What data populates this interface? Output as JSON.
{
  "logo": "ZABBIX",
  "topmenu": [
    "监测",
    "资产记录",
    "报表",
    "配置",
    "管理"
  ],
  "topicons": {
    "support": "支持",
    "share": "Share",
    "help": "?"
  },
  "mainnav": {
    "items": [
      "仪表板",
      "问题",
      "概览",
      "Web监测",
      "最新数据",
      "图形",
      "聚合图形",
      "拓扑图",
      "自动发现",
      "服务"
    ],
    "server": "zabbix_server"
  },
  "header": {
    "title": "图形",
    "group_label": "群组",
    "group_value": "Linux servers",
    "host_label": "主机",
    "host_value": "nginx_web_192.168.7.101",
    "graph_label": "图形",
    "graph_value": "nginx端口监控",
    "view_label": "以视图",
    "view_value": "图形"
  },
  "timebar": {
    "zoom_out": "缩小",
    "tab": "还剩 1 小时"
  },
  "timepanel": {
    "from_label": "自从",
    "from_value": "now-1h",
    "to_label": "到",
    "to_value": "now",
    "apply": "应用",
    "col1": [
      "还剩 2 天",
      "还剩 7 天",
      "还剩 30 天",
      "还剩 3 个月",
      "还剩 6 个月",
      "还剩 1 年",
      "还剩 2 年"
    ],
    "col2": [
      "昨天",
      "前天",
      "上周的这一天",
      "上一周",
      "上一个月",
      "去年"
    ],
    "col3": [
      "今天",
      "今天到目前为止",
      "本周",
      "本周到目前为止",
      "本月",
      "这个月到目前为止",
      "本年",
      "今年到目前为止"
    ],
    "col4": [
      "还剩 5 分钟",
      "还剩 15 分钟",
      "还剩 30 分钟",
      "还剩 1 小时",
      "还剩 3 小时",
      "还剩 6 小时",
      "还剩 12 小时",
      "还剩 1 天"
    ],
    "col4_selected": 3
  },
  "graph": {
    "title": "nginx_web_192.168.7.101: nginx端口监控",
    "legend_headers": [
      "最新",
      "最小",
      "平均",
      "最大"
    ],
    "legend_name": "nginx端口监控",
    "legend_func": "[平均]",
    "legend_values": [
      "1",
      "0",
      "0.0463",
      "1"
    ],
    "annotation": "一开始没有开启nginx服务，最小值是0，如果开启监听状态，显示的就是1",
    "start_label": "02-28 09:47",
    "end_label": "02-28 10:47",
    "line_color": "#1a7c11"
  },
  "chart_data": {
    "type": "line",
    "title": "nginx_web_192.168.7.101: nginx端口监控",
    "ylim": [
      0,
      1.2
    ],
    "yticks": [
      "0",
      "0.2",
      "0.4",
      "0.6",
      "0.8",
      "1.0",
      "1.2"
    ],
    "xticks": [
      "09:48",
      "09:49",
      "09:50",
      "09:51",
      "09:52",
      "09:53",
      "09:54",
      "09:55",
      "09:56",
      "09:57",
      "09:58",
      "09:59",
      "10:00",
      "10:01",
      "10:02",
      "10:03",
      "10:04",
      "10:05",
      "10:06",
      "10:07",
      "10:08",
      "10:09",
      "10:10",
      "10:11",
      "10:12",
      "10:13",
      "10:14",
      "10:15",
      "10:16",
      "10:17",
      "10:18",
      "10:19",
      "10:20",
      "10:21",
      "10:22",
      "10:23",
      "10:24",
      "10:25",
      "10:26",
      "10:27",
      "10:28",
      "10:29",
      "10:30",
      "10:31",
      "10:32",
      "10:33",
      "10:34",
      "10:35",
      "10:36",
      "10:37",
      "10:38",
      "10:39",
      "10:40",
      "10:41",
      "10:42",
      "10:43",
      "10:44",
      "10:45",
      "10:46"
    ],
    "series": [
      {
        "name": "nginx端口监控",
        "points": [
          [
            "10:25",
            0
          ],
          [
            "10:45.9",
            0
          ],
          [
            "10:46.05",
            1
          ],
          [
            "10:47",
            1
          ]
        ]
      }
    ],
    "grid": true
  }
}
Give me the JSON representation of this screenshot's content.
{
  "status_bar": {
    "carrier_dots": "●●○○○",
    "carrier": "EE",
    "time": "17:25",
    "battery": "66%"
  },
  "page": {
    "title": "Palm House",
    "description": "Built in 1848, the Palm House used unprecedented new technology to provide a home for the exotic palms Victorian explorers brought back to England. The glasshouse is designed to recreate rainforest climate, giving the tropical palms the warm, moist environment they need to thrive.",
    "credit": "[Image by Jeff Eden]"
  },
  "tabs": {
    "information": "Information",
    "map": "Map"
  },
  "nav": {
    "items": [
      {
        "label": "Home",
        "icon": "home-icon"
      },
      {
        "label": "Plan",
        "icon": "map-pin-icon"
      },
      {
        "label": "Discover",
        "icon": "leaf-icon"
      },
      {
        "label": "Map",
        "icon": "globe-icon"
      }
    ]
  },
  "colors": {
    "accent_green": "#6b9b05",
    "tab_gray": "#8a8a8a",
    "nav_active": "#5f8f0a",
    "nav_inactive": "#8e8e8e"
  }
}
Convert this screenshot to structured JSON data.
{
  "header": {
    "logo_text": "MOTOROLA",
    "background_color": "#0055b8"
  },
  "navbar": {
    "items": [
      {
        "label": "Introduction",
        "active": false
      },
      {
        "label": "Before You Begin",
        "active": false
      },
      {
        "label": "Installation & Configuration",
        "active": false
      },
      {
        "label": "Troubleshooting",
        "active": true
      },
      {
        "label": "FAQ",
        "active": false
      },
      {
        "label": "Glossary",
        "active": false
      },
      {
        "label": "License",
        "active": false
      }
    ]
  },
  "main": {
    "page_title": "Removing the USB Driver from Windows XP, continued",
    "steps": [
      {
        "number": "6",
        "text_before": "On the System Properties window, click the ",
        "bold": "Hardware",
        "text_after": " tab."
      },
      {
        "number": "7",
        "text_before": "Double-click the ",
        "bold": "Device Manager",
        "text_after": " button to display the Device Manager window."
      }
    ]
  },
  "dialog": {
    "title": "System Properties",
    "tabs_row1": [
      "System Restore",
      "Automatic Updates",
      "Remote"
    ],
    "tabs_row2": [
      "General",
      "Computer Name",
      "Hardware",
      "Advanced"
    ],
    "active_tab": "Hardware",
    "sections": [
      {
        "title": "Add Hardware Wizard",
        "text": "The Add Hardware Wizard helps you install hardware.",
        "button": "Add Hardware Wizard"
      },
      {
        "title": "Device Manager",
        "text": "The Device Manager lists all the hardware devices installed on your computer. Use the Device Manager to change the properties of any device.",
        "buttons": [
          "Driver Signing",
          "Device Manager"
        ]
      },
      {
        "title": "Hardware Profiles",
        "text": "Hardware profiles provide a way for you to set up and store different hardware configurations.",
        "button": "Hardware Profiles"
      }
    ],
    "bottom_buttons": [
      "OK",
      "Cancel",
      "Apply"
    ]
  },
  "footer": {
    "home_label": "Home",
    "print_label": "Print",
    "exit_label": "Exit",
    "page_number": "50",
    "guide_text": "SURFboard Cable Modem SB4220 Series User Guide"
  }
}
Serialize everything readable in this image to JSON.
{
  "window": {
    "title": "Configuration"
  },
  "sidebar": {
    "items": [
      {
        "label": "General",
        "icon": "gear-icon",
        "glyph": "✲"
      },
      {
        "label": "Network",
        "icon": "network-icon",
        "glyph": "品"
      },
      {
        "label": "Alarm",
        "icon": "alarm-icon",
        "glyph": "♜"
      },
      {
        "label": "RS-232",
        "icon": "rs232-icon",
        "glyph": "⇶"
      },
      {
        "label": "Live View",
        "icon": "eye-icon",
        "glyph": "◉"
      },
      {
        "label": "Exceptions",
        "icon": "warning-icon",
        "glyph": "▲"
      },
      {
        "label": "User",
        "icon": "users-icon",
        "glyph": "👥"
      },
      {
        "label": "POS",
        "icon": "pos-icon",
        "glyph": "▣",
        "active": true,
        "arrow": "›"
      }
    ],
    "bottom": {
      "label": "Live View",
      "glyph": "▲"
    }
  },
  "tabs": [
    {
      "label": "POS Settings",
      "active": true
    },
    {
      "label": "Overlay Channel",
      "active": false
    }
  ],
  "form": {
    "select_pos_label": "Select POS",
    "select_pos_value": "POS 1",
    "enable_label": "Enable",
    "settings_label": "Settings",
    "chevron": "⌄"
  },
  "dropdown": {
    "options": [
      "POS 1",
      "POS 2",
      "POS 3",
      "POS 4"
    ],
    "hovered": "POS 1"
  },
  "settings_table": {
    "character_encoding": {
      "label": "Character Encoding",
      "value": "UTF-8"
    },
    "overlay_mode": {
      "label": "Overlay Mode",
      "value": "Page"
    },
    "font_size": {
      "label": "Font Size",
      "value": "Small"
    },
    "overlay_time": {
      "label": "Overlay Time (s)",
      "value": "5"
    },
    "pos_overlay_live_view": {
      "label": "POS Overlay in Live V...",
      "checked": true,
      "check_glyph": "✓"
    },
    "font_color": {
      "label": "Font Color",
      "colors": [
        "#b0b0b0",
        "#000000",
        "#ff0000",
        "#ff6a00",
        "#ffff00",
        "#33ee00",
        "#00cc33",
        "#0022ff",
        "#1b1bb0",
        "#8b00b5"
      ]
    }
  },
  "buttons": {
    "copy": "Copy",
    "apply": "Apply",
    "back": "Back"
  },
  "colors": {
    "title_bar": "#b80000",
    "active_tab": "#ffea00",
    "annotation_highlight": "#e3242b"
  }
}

__Exercise aim__. Check all the records above and select each line where the string "click" is found.

__Output for this exercise__.
        "text_before": "On the System Properties window, click the ",
        "text_before": "Double-click the ",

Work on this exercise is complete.